Carry on the Python forum thread about sorting a big file, starting right after its last line.

• _Document_:

BEGIN

Sort Big File Help [Python]

Prev: Installing Scrapy on Mac OS X 10.6
Next: GZRBOT 0.2 BETA1 released

From: mk on 3 Mar 2010 13:20

John Filben wrote:
> I am new to Python but have used many other (mostly dead) languages in
> the past. I want to be able to process *.txt and *.csv files. I can
> now read that and then change them as needed – mostly just take a column
> and do some if-then to create a new variable. My problem is sorting
> these files:
>
> 1.) How do I sort file1.txt by position and write out
> file1_sorted.txt; for example, if all the records are 100 bytes long and
> there is a three digit id in the position 0-2; here would be some sample
> data:
>
> a. 001JohnFilben……
>
> b. 002Joe Smith…..

Use a dictionary:

linedict = {}
for line in f:
key = line[:3]
linedict[key] = line[3:] # or alternatively 'line' if you want to
include key in the line anyway

sortedlines = []
for key in linedict.keys().sort():
sortedlines.append(linedict[key])

(untested)

END

Dataset records
BEGIN

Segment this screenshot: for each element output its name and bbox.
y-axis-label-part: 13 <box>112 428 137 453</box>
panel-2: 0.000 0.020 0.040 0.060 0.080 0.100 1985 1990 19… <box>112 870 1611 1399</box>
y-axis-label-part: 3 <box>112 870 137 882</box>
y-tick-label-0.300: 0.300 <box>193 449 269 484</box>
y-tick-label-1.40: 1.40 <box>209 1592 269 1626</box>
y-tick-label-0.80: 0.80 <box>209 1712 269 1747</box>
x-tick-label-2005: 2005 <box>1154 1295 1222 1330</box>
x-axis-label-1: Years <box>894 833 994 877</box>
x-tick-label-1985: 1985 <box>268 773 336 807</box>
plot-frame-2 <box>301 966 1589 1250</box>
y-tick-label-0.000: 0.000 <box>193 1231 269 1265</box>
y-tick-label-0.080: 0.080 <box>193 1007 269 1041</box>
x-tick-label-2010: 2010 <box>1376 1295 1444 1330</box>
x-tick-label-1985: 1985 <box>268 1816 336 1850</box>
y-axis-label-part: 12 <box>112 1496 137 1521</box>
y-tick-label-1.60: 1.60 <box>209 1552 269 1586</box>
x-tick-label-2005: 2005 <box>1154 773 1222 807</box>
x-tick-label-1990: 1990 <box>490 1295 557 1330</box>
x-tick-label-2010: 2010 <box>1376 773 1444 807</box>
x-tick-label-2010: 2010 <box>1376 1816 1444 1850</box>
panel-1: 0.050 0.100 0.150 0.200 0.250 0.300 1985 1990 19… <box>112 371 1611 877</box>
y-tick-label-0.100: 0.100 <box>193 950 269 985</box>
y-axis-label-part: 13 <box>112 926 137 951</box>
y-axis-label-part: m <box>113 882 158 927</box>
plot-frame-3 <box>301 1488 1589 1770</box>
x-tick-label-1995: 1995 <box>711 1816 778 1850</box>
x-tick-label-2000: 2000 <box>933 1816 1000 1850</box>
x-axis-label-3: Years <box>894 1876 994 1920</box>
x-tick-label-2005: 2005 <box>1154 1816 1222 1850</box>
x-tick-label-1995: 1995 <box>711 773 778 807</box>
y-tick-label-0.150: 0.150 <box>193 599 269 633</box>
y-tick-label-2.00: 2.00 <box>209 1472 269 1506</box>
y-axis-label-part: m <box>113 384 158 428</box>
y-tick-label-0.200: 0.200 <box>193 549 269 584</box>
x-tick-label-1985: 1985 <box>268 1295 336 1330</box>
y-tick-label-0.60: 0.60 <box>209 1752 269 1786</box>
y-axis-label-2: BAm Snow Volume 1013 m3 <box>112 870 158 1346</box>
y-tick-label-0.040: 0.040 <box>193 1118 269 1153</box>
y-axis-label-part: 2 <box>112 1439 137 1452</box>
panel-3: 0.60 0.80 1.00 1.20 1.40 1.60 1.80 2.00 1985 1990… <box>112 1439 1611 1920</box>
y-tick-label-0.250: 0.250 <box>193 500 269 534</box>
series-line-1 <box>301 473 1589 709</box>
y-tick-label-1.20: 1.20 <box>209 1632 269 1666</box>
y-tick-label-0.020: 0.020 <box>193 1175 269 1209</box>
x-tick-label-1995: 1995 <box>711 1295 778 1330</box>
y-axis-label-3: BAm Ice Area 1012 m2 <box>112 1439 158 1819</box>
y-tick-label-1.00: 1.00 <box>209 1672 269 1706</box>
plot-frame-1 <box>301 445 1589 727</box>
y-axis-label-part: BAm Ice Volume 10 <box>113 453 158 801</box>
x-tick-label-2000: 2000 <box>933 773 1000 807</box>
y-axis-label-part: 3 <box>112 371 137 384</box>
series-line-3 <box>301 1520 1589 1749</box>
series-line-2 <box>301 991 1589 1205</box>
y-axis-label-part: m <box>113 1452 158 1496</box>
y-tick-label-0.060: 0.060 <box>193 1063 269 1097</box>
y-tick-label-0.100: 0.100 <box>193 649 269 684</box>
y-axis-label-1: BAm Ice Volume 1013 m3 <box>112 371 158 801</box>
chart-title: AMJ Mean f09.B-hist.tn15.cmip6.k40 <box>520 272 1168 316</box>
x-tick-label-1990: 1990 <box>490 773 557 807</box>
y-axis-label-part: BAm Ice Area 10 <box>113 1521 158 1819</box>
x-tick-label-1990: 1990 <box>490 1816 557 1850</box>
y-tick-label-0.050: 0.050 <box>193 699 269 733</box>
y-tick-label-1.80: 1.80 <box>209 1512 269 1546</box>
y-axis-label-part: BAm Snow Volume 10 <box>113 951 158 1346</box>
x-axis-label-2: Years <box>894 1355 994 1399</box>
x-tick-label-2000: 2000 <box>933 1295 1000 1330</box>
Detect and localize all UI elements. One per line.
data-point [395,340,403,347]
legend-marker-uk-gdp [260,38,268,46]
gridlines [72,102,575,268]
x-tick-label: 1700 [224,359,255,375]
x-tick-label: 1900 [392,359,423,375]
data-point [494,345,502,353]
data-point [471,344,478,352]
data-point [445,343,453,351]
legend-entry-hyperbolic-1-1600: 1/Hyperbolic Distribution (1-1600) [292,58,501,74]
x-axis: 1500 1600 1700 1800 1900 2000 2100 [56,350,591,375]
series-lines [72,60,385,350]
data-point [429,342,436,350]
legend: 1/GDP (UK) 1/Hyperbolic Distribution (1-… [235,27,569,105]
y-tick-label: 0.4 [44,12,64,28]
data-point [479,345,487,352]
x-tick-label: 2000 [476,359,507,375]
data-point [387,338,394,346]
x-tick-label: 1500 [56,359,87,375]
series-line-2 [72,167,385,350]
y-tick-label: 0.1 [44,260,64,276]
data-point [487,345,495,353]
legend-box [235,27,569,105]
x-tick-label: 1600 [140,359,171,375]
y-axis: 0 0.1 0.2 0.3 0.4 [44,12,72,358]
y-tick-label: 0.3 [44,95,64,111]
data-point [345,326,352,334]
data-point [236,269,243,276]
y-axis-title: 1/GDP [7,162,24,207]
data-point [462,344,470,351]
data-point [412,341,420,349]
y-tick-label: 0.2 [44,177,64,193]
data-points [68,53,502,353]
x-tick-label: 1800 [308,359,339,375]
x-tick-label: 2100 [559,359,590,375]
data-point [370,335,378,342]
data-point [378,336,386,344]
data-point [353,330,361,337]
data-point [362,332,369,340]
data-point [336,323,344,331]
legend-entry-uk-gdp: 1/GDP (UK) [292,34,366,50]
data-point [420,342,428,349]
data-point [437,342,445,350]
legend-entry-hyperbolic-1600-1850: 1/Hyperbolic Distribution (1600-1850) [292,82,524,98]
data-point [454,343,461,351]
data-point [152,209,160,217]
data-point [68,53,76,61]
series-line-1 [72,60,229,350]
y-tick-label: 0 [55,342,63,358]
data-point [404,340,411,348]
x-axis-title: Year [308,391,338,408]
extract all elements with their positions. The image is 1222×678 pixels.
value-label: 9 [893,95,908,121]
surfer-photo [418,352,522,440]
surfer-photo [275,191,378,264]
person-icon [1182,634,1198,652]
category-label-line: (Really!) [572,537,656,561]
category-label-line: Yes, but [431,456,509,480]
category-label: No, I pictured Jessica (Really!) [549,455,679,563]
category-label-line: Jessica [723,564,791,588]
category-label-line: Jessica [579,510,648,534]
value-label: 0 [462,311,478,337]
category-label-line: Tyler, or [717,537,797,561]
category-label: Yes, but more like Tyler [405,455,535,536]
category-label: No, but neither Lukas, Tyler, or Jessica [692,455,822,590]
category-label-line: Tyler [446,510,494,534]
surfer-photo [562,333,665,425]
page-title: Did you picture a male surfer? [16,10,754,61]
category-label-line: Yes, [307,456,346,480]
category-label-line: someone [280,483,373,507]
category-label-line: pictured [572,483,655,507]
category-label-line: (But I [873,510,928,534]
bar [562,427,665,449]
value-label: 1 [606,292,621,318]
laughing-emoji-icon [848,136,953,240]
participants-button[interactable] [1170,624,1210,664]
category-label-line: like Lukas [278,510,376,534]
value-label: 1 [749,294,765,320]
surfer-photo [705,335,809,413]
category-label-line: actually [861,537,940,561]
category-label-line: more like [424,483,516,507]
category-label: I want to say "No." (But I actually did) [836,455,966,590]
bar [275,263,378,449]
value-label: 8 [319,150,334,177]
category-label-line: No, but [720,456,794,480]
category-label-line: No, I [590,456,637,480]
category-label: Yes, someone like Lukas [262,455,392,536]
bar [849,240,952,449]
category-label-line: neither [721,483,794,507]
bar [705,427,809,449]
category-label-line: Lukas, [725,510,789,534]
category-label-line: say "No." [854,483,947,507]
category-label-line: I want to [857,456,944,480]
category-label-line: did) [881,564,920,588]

END

• _Result_:
This is the simplest, and probably inefficient approach. But it should work.

>
> 2.) How do I sort file1.csv by column name; for example, if all the
> records have three column headings, “id”, “first_name”, “last_name”;
> here would be some sample data:
>
> a. Id, first_name,last_name
>
> b. 001,John,Filben
>
> c. 002,Joe, Smith

This is more complicated: I would make a list of lines, where each line
is a list split according to columns (like ['001', 'John', 'Filben']),
and then I would sort this list using operator.itemgetter, like this:

lines.sort(key = operator.itemgetter(num)) # where num is the number of
column, starting with 0 of course

Read up on operator.*, it's very useful.

>
> 3.) What about if I have millions of records and I am processing on a
> laptop with a large external drive – basically, are there space
> considerations? What are the work arounds.

The simplest is to use smth like SQLite: define a table, fill it up, and
then do SELECT with ORDER BY.

But with a million records I wouldn't worry about it, it should fit in
RAM. Observe:

>>> a={}
>>> for i in range(1000000):
.... a[i] = 'spam'*10
....
>>> sys.getsizeof(a)
25165960

So that's what, 25 MB?

Although I have to note that TEMPORARY ram usage in Python process on my
machine did go up to 113MB.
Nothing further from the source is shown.